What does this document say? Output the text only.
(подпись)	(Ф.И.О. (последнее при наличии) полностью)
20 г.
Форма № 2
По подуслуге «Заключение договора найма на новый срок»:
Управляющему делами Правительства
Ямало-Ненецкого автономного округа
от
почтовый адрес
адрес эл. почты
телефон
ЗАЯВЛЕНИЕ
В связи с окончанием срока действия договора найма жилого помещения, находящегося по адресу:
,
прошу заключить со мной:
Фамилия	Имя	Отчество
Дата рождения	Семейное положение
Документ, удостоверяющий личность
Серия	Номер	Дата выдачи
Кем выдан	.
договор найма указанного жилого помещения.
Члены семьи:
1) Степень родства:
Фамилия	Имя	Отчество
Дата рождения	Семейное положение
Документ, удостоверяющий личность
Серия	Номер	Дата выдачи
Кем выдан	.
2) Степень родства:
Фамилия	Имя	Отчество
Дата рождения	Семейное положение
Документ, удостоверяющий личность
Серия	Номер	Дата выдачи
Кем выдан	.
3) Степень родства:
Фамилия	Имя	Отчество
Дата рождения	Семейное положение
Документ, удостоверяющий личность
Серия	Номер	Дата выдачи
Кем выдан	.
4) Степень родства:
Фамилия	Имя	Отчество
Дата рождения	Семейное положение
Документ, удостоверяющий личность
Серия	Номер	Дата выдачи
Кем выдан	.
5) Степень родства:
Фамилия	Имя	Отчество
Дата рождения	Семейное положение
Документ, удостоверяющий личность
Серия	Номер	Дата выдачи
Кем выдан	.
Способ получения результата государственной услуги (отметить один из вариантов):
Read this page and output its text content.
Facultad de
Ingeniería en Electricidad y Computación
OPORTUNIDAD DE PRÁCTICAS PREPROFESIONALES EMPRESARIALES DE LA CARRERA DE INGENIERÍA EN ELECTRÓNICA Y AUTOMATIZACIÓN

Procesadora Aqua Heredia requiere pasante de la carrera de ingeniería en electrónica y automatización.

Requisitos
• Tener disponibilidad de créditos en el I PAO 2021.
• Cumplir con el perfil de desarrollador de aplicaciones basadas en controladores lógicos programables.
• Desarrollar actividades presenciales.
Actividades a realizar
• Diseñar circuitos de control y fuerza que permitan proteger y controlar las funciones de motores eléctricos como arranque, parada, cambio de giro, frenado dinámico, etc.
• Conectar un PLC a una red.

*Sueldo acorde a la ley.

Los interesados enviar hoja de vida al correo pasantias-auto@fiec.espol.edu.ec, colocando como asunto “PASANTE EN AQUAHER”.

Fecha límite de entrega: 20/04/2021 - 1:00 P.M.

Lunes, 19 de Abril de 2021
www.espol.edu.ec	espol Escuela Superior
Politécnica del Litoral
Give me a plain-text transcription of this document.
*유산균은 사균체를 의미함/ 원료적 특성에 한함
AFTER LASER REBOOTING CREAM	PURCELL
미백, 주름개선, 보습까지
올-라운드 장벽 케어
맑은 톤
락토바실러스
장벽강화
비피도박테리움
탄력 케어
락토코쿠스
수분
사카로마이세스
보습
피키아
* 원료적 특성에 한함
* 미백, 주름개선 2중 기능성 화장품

What is being asked: Copy out all lines above that include the string "text".

Response to the exercise:
What does this document say? Output the text only.
Read this page and output its text content.
Give me a plain-text transcription of this document.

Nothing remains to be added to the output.